__Entries taken from a collection__.
☆ ☆ ☆ ☆ ☆
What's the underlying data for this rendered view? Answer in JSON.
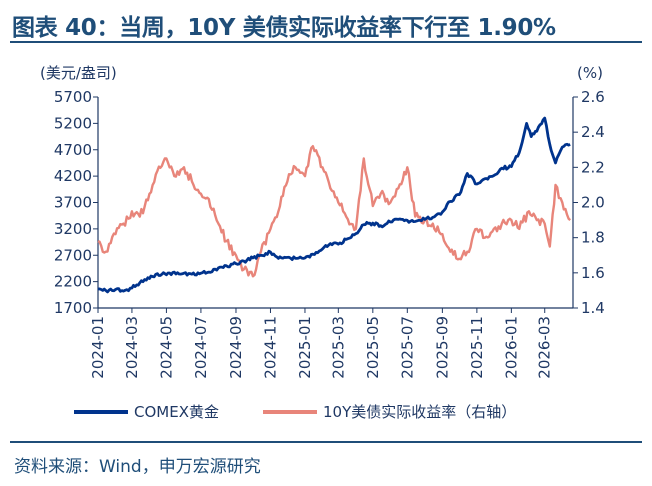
{
  "header": {
    "title": "图表 40：当周，10Y 美债实际收益率下行至 1.90%"
  },
  "footer": {
    "source": "资料来源：Wind，申万宏源研究"
  },
  "chart_data": {
    "type": "line",
    "left_unit": "(美元/盎司)",
    "right_unit": "(%)",
    "left_ticks": [
      "5700",
      "5200",
      "4700",
      "4200",
      "3700",
      "3200",
      "2700",
      "2200",
      "1700"
    ],
    "right_ticks": [
      "2.6",
      "2.4",
      "2.2",
      "2.0",
      "1.8",
      "1.6",
      "1.4"
    ],
    "x_ticks": [
      "2024-01",
      "2024-03",
      "2024-05",
      "2024-07",
      "2024-09",
      "2024-11",
      "2025-01",
      "2025-03",
      "2025-05",
      "2025-07",
      "2025-09",
      "2025-11",
      "2026-01",
      "2026-03"
    ],
    "ylim_left": [
      1700,
      5700
    ],
    "ylim_right": [
      1.4,
      2.6
    ],
    "grid": false,
    "legend_position": "bottom",
    "series": [
      {
        "name": "COMEX黄金",
        "axis": "left",
        "color": "#00338d",
        "x": [
          "2024-01-01",
          "2024-01-15",
          "2024-02-01",
          "2024-02-15",
          "2024-03-01",
          "2024-03-15",
          "2024-04-01",
          "2024-04-15",
          "2024-05-01",
          "2024-05-15",
          "2024-06-01",
          "2024-06-15",
          "2024-07-01",
          "2024-07-15",
          "2024-08-01",
          "2024-08-15",
          "2024-09-01",
          "2024-09-15",
          "2024-10-01",
          "2024-10-15",
          "2024-11-01",
          "2024-11-15",
          "2024-12-01",
          "2024-12-15",
          "2025-01-01",
          "2025-01-15",
          "2025-02-01",
          "2025-02-15",
          "2025-03-01",
          "2025-03-15",
          "2025-04-01",
          "2025-04-15",
          "2025-05-01",
          "2025-05-15",
          "2025-06-01",
          "2025-06-15",
          "2025-07-01",
          "2025-07-15",
          "2025-08-01",
          "2025-08-15",
          "2025-09-01",
          "2025-09-15",
          "2025-10-01",
          "2025-10-15",
          "2025-11-01",
          "2025-11-15",
          "2025-12-01",
          "2025-12-15",
          "2026-01-01",
          "2026-01-15",
          "2026-01-28",
          "2026-02-05",
          "2026-02-15",
          "2026-03-01",
          "2026-03-10",
          "2026-03-20",
          "2026-04-01",
          "2026-04-15"
        ],
        "values": [
          2060,
          2030,
          2050,
          2020,
          2080,
          2180,
          2260,
          2350,
          2330,
          2380,
          2360,
          2340,
          2360,
          2380,
          2460,
          2500,
          2540,
          2590,
          2650,
          2700,
          2760,
          2640,
          2660,
          2640,
          2650,
          2720,
          2820,
          2920,
          2910,
          3000,
          3110,
          3280,
          3310,
          3260,
          3330,
          3380,
          3360,
          3340,
          3380,
          3420,
          3520,
          3720,
          3850,
          4250,
          4050,
          4150,
          4210,
          4350,
          4380,
          4650,
          5200,
          4950,
          5050,
          5300,
          4800,
          4450,
          4750,
          4800
        ]
      },
      {
        "name": "10Y美债实际收益率（右轴）",
        "axis": "right",
        "color": "#e8857a",
        "x": [
          "2024-01-01",
          "2024-01-15",
          "2024-02-01",
          "2024-02-15",
          "2024-03-01",
          "2024-03-15",
          "2024-04-01",
          "2024-04-15",
          "2024-05-01",
          "2024-05-15",
          "2024-06-01",
          "2024-06-15",
          "2024-07-01",
          "2024-07-15",
          "2024-08-01",
          "2024-08-15",
          "2024-09-01",
          "2024-09-15",
          "2024-10-01",
          "2024-10-15",
          "2024-11-01",
          "2024-11-15",
          "2024-12-01",
          "2024-12-15",
          "2025-01-01",
          "2025-01-15",
          "2025-02-01",
          "2025-02-15",
          "2025-03-01",
          "2025-03-15",
          "2025-04-01",
          "2025-04-15",
          "2025-05-01",
          "2025-05-15",
          "2025-06-01",
          "2025-06-15",
          "2025-07-01",
          "2025-07-15",
          "2025-08-01",
          "2025-08-15",
          "2025-09-01",
          "2025-09-15",
          "2025-10-01",
          "2025-10-15",
          "2025-11-01",
          "2025-11-15",
          "2025-12-01",
          "2025-12-15",
          "2026-01-01",
          "2026-01-15",
          "2026-02-01",
          "2026-02-15",
          "2026-03-01",
          "2026-03-10",
          "2026-03-20",
          "2026-04-01",
          "2026-04-15"
        ],
        "values": [
          1.78,
          1.72,
          1.82,
          1.88,
          1.95,
          1.92,
          2.05,
          2.18,
          2.25,
          2.15,
          2.2,
          2.12,
          2.05,
          2.02,
          1.88,
          1.78,
          1.7,
          1.62,
          1.58,
          1.72,
          1.85,
          1.95,
          2.12,
          2.2,
          2.15,
          2.32,
          2.2,
          2.08,
          2.0,
          1.92,
          1.85,
          2.25,
          1.98,
          2.05,
          2.0,
          2.08,
          2.2,
          1.92,
          1.9,
          1.88,
          1.82,
          1.72,
          1.68,
          1.72,
          1.85,
          1.8,
          1.85,
          1.88,
          1.9,
          1.85,
          1.95,
          1.9,
          1.88,
          1.75,
          2.1,
          2.0,
          1.9
        ]
      }
    ]
  }
}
☆ ☆ ☆ ☆ ☆
__TASK TO CARRY OUT__. Print out the lines exactly, skipping any picture.

__WRITTEN RESPONSE__.
What's the underlying data for this rendered view? Answer in JSON.
{
  "header": {
    "title": "图表 40：当周，10Y 美债实际收益率下行至 1.90%"
  },
  "footer": {
    "source": "资料来源：Wind，申万宏源研究"
  },
  "chart_data": {
    "type": "line",
    "left_unit": "(美元/盎司)",
    "right_unit": "(%)",
    "left_ticks": [
      "5700",
      "5200",
      "4700",
      "4200",
      "3700",
      "3200",
      "2700",
      "2200",
      "1700"
    ],
    "right_ticks": [
      "2.6",
      "2.4",
      "2.2",
      "2.0",
      "1.8",
      "1.6",
      "1.4"
    ],
    "x_ticks": [
      "2024-01",
      "2024-03",
      "2024-05",
      "2024-07",
      "2024-09",
      "2024-11",
      "2025-01",
      "2025-03",
      "2025-05",
      "2025-07",
      "2025-09",
      "2025-11",
      "2026-01",
      "2026-03"
    ],
    "ylim_left": [
      1700,
      5700
    ],
    "ylim_right": [
      1.4,
      2.6
    ],
    "grid": false,
    "legend_position": "bottom",
    "series": [
      {
        "name": "COMEX黄金",
        "axis": "left",
        "color": "#00338d",
        "x": [
          "2024-01-01",
          "2024-01-15",
          "2024-02-01",
          "2024-02-15",
          "2024-03-01",
          "2024-03-15",
          "2024-04-01",
          "2024-04-15",
          "2024-05-01",
          "2024-05-15",
          "2024-06-01",
          "2024-06-15",
          "2024-07-01",
          "2024-07-15",
          "2024-08-01",
          "2024-08-15",
          "2024-09-01",
          "2024-09-15",
          "2024-10-01",
          "2024-10-15",
          "2024-11-01",
          "2024-11-15",
          "2024-12-01",
          "2024-12-15",
          "2025-01-01",
          "2025-01-15",
          "2025-02-01",
          "2025-02-15",
          "2025-03-01",
          "2025-03-15",
          "2025-04-01",
          "2025-04-15",
          "2025-05-01",
          "2025-05-15",
          "2025-06-01",
          "2025-06-15",
          "2025-07-01",
          "2025-07-15",
          "2025-08-01",
          "2025-08-15",
          "2025-09-01",
          "2025-09-15",
          "2025-10-01",
          "2025-10-15",
          "2025-11-01",
          "2025-11-15",
          "2025-12-01",
          "2025-12-15",
          "2026-01-01",
          "2026-01-15",
          "2026-01-28",
          "2026-02-05",
          "2026-02-15",
          "2026-03-01",
          "2026-03-10",
          "2026-03-20",
          "2026-04-01",
          "2026-04-15"
        ],
        "values": [
          2060,
          2030,
          2050,
          2020,
          2080,
          2180,
          2260,
          2350,
          2330,
          2380,
          2360,
          2340,
          2360,
          2380,
          2460,
          2500,
          2540,
          2590,
          2650,
          2700,
          2760,
          2640,
          2660,
          2640,
          2650,
          2720,
          2820,
          2920,
          2910,
          3000,
          3110,
          3280,
          3310,
          3260,
          3330,
          3380,
          3360,
          3340,
          3380,
          3420,
          3520,
          3720,
          3850,
          4250,
          4050,
          4150,
          4210,
          4350,
          4380,
          4650,
          5200,
          4950,
          5050,
          5300,
          4800,
          4450,
          4750,
          4800
        ]
      },
      {
        "name": "10Y美债实际收益率（右轴）",
        "axis": "right",
        "color": "#e8857a",
        "x": [
          "2024-01-01",
          "2024-01-15",
          "2024-02-01",
          "2024-02-15",
          "2024-03-01",
          "2024-03-15",
          "2024-04-01",
          "2024-04-15",
          "2024-05-01",
          "2024-05-15",
          "2024-06-01",
          "2024-06-15",
          "2024-07-01",
          "2024-07-15",
          "2024-08-01",
          "2024-08-15",
          "2024-09-01",
          "2024-09-15",
          "2024-10-01",
          "2024-10-15",
          "2024-11-01",
          "2024-11-15",
          "2024-12-01",
          "2024-12-15",
          "2025-01-01",
          "2025-01-15",
          "2025-02-01",
          "2025-02-15",
          "2025-03-01",
          "2025-03-15",
          "2025-04-01",
          "2025-04-15",
          "2025-05-01",
          "2025-05-15",
          "2025-06-01",
          "2025-06-15",
          "2025-07-01",
          "2025-07-15",
          "2025-08-01",
          "2025-08-15",
          "2025-09-01",
          "2025-09-15",
          "2025-10-01",
          "2025-10-15",
          "2025-11-01",
          "2025-11-15",
          "2025-12-01",
          "2025-12-15",
          "2026-01-01",
          "2026-01-15",
          "2026-02-01",
          "2026-02-15",
          "2026-03-01",
          "2026-03-10",
          "2026-03-20",
          "2026-04-01",
          "2026-04-15"
        ],
        "values": [
          1.78,
          1.72,
          1.82,
          1.88,
          1.95,
          1.92,
          2.05,
          2.18,
          2.25,
          2.15,
          2.2,
          2.12,
          2.05,
          2.02,
          1.88,
          1.78,
          1.7,
          1.62,
          1.58,
          1.72,
          1.85,
          1.95,
          2.12,
          2.2,
          2.15,
          2.32,
          2.2,
          2.08,
          2.0,
          1.92,
          1.85,
          2.25,
          1.98,
          2.05,
          2.0,
          2.08,
          2.2,
          1.92,
          1.9,
          1.88,
          1.82,
          1.72,
          1.68,
          1.72,
          1.85,
          1.8,
          1.85,
          1.88,
          1.9,
          1.85,
          1.95,
          1.9,
          1.88,
          1.75,
          2.1,
          2.0,
          1.9
        ]
      }
    ]
  }
}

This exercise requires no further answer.